- Dataset records:
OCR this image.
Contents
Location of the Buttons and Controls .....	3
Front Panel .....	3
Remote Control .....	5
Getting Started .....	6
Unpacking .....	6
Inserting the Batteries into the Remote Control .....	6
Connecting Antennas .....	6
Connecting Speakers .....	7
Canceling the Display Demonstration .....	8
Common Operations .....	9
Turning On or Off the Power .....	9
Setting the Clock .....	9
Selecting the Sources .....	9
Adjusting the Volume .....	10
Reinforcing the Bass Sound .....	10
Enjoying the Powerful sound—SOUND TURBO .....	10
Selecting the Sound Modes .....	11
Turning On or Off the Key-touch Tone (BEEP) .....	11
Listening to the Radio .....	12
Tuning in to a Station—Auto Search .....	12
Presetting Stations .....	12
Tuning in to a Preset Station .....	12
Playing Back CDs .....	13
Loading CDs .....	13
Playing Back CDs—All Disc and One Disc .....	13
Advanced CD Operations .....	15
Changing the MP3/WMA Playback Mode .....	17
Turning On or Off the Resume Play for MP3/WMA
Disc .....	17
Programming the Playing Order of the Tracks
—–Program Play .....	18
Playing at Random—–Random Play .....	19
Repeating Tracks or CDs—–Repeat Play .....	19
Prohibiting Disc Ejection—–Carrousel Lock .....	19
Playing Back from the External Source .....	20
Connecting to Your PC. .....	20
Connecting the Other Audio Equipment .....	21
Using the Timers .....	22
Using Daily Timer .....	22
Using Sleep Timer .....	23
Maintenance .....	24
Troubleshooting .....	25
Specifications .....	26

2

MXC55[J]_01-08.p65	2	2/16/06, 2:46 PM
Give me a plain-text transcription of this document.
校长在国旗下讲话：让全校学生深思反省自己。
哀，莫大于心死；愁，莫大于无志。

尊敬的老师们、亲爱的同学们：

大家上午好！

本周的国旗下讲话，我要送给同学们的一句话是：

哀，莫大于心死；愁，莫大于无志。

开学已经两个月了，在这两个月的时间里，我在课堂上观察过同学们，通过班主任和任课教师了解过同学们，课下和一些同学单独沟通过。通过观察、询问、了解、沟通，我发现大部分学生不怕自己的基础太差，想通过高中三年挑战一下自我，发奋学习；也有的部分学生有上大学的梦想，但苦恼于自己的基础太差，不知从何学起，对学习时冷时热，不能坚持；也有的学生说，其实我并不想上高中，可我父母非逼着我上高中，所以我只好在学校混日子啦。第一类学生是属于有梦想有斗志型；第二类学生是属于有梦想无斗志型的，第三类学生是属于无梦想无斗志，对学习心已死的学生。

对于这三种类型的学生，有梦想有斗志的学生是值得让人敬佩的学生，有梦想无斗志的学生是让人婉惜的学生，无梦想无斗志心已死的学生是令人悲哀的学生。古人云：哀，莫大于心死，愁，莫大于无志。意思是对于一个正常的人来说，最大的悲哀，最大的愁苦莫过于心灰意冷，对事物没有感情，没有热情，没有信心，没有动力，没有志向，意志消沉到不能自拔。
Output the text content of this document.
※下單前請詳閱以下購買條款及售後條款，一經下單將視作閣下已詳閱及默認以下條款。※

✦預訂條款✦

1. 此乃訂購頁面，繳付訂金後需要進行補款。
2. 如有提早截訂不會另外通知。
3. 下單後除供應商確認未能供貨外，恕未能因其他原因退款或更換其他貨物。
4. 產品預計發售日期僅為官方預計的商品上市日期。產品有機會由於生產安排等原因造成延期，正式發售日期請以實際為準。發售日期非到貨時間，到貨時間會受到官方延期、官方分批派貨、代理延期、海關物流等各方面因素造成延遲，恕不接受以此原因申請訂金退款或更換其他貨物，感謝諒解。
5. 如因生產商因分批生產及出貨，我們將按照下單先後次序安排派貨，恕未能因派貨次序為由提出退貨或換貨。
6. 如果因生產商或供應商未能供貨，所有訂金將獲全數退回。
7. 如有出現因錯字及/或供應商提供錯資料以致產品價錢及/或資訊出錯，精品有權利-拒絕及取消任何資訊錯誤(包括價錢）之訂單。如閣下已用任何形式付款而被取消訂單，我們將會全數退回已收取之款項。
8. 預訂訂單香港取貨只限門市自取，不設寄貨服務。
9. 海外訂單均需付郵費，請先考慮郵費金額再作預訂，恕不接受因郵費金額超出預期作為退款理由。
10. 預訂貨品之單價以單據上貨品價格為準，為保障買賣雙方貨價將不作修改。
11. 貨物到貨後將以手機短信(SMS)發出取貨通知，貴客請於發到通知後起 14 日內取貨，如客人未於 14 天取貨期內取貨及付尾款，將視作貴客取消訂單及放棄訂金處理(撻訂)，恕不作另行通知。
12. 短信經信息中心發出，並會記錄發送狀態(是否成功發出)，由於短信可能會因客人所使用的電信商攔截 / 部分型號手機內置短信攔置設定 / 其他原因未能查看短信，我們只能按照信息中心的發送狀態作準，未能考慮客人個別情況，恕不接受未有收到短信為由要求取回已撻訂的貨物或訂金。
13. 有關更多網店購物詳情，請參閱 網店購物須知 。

- Task goal: Count how many lines of the material hold the string "Disc". Give the number and nothing more.

- Solution to the exercise: 3